▶ _Requirements_: Pictures stay out of the copy; set down each line of the listing below exactly.
══════════
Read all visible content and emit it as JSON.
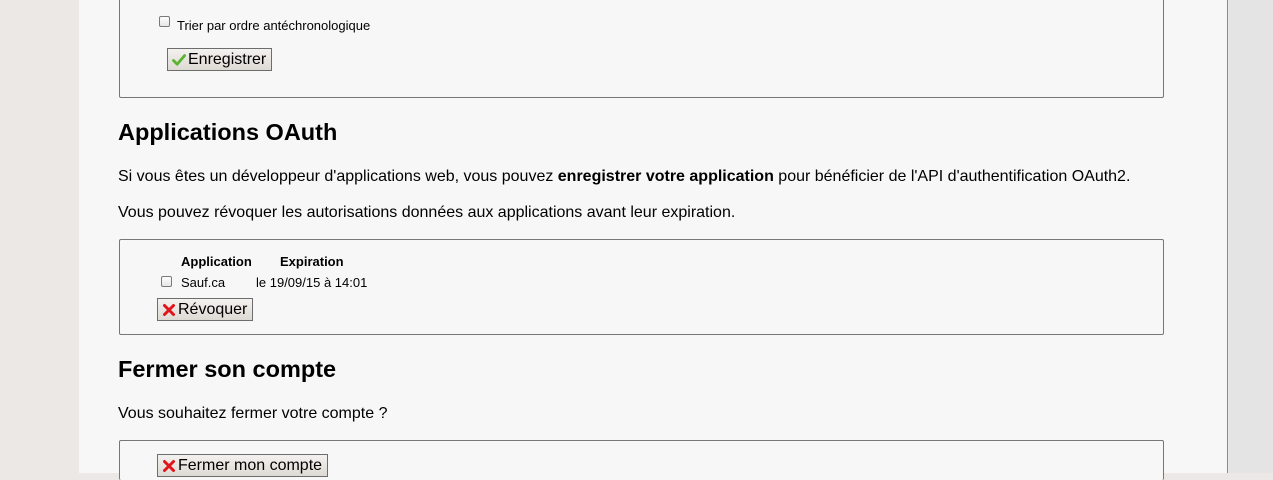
{
  "settings": {
    "reverse_chrono_label": "Trier par ordre antéchronologique",
    "save_button": "Enregistrer"
  },
  "oauth": {
    "title": "Applications OAuth",
    "intro_before": "Si vous êtes un développeur d'applications web, vous pouvez ",
    "intro_bold": "enregistrer votre application",
    "intro_after": " pour bénéficier de l'API d'authentification OAuth2.",
    "revoke_text": "Vous pouvez révoquer les autorisations données aux applications avant leur expiration.",
    "table": {
      "headers": [
        "Application",
        "Expiration"
      ],
      "rows": [
        {
          "application": "Sauf.ca",
          "expiration": "le 19/09/15 à 14:01"
        }
      ]
    },
    "revoke_button": "Révoquer"
  },
  "close_account": {
    "title": "Fermer son compte",
    "question": "Vous souhaitez fermer votre compte ?",
    "button": "Fermer mon compte"
  },
  "colors": {
    "check_green": "#5bb531",
    "cross_red": "#e0141a"
  }
}
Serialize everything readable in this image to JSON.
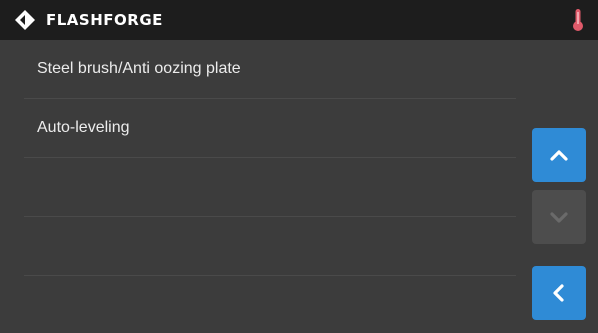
{
  "header": {
    "brand": "FLASHFORGE",
    "logo_icon": "flashforge-logo-icon",
    "status_icon": "thermometer-icon",
    "colors": {
      "bar": "#1d1d1d",
      "status_icon": "#e05a6a"
    }
  },
  "menu": {
    "items": [
      {
        "label": "Steel brush/Anti oozing plate"
      },
      {
        "label": "Auto-leveling"
      },
      {
        "label": ""
      },
      {
        "label": ""
      }
    ]
  },
  "controls": {
    "scroll_up": {
      "icon": "chevron-up-icon",
      "enabled": true
    },
    "scroll_down": {
      "icon": "chevron-down-icon",
      "enabled": false
    },
    "back": {
      "icon": "chevron-left-icon"
    }
  },
  "colors": {
    "background": "#3c3c3c",
    "accent": "#2f8bd6",
    "disabled": "#4d4d4d"
  }
}
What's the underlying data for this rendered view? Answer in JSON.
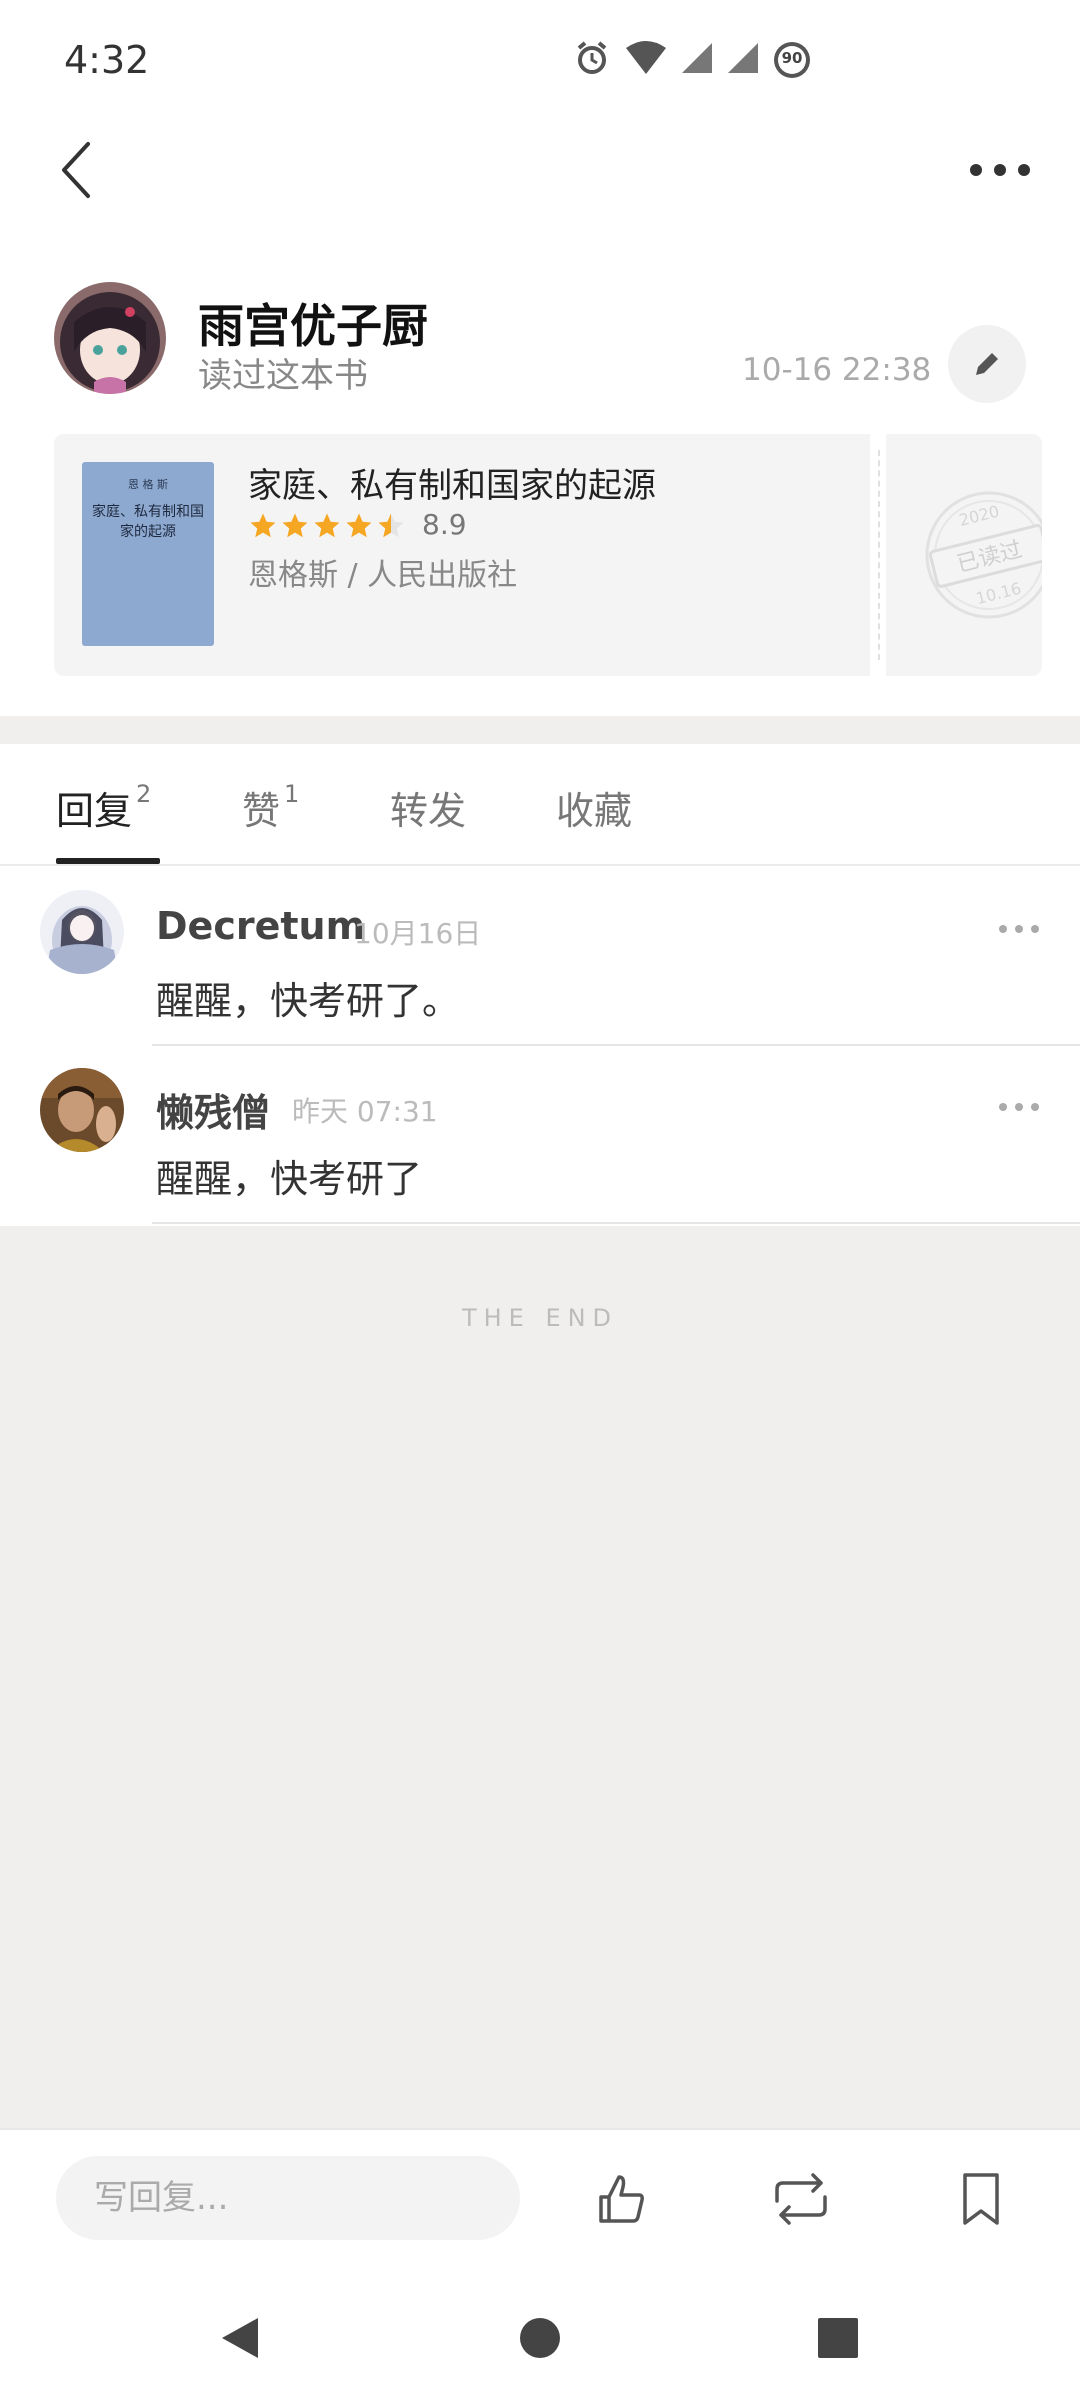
{
  "status_bar": {
    "time": "4:32",
    "battery": "90"
  },
  "top_bar": {
    "back_icon": "chevron-left-icon",
    "more_icon": "more-horizontal-icon"
  },
  "post": {
    "username": "雨宫优子厨",
    "action": "读过这本书",
    "time": "10-16 22:38"
  },
  "book": {
    "title": "家庭、私有制和国家的起源",
    "rating": "8.9",
    "rating_stars": 4.5,
    "meta": "恩格斯 / 人民出版社",
    "cover_author": "恩 格 斯",
    "cover_title": "家庭、私有制和国家的起源",
    "stamp": {
      "year": "2020",
      "label": "已读过",
      "date": "10.16"
    }
  },
  "tabs": [
    {
      "label": "回复",
      "count": "2",
      "active": true
    },
    {
      "label": "赞",
      "count": "1",
      "active": false
    },
    {
      "label": "转发",
      "count": "",
      "active": false
    },
    {
      "label": "收藏",
      "count": "",
      "active": false
    }
  ],
  "comments": [
    {
      "name": "Decretum",
      "time": "10月16日",
      "text": "醒醒，快考研了。"
    },
    {
      "name": "懒残僧",
      "time": "昨天 07:31",
      "text": "醒醒，快考研了"
    }
  ],
  "end_text": "THE END",
  "bottom_bar": {
    "reply_placeholder": "写回复...",
    "like_icon": "thumbs-up-icon",
    "repost_icon": "repost-icon",
    "bookmark_icon": "bookmark-icon"
  },
  "colors": {
    "star": "#f5a623",
    "background_gray": "#f0efed",
    "card_gray": "#f4f4f4"
  }
}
══════════
▶ _Solution for this problem_:
Read all visible content and emit it as JSON.
{
  "settings": {
    "reverse_chrono_label": "Trier par ordre antéchronologique",
    "save_button": "Enregistrer"
  },
  "oauth": {
    "title": "Applications OAuth",
    "intro_before": "Si vous êtes un développeur d'applications web, vous pouvez ",
    "intro_bold": "enregistrer votre application",
    "intro_after": " pour bénéficier de l'API d'authentification OAuth2.",
    "revoke_text": "Vous pouvez révoquer les autorisations données aux applications avant leur expiration.",
    "table": {
      "headers": [
        "Application",
        "Expiration"
      ],
      "rows": [
        {
          "application": "Sauf.ca",
          "expiration": "le 19/09/15 à 14:01"
        }
      ]
    },
    "revoke_button": "Révoquer"
  },
  "close_account": {
    "title": "Fermer son compte",
    "question": "Vous souhaitez fermer votre compte ?",
    "button": "Fermer mon compte"
  },
  "colors": {
    "check_green": "#5bb531",
    "cross_red": "#e0141a"
  }
}
Serialize everything readable in this image to JSON.
{
  "header": {
    "brand": "FLASHFORGE",
    "logo_icon": "flashforge-logo-icon",
    "status_icon": "thermometer-icon",
    "colors": {
      "bar": "#1d1d1d",
      "status_icon": "#e05a6a"
    }
  },
  "menu": {
    "items": [
      {
        "label": "Steel brush/Anti oozing plate"
      },
      {
        "label": "Auto-leveling"
      },
      {
        "label": ""
      },
      {
        "label": ""
      }
    ]
  },
  "controls": {
    "scroll_up": {
      "icon": "chevron-up-icon",
      "enabled": true
    },
    "scroll_down": {
      "icon": "chevron-down-icon",
      "enabled": false
    },
    "back": {
      "icon": "chevron-left-icon"
    }
  },
  "colors": {
    "background": "#3c3c3c",
    "accent": "#2f8bd6",
    "disabled": "#4d4d4d"
  }
}
What's the underlying data for this rendered view? Answer in JSON.
{
  "status_bar": {
    "time": "4:32",
    "battery": "90"
  },
  "top_bar": {
    "back_icon": "chevron-left-icon",
    "more_icon": "more-horizontal-icon"
  },
  "post": {
    "username": "雨宫优子厨",
    "action": "读过这本书",
    "time": "10-16 22:38"
  },
  "book": {
    "title": "家庭、私有制和国家的起源",
    "rating": "8.9",
    "rating_stars": 4.5,
    "meta": "恩格斯 / 人民出版社",
    "cover_author": "恩 格 斯",
    "cover_title": "家庭、私有制和国家的起源",
    "stamp": {
      "year": "2020",
      "label": "已读过",
      "date": "10.16"
    }
  },
  "tabs": [
    {
      "label": "回复",
      "count": "2",
      "active": true
    },
    {
      "label": "赞",
      "count": "1",
      "active": false
    },
    {
      "label": "转发",
      "count": "",
      "active": false
    },
    {
      "label": "收藏",
      "count": "",
      "active": false
    }
  ],
  "comments": [
    {
      "name": "Decretum",
      "time": "10月16日",
      "text": "醒醒，快考研了。"
    },
    {
      "name": "懒残僧",
      "time": "昨天 07:31",
      "text": "醒醒，快考研了"
    }
  ],
  "end_text": "THE END",
  "bottom_bar": {
    "reply_placeholder": "写回复...",
    "like_icon": "thumbs-up-icon",
    "repost_icon": "repost-icon",
    "bookmark_icon": "bookmark-icon"
  },
  "colors": {
    "star": "#f5a623",
    "background_gray": "#f0efed",
    "card_gray": "#f4f4f4"
  }
}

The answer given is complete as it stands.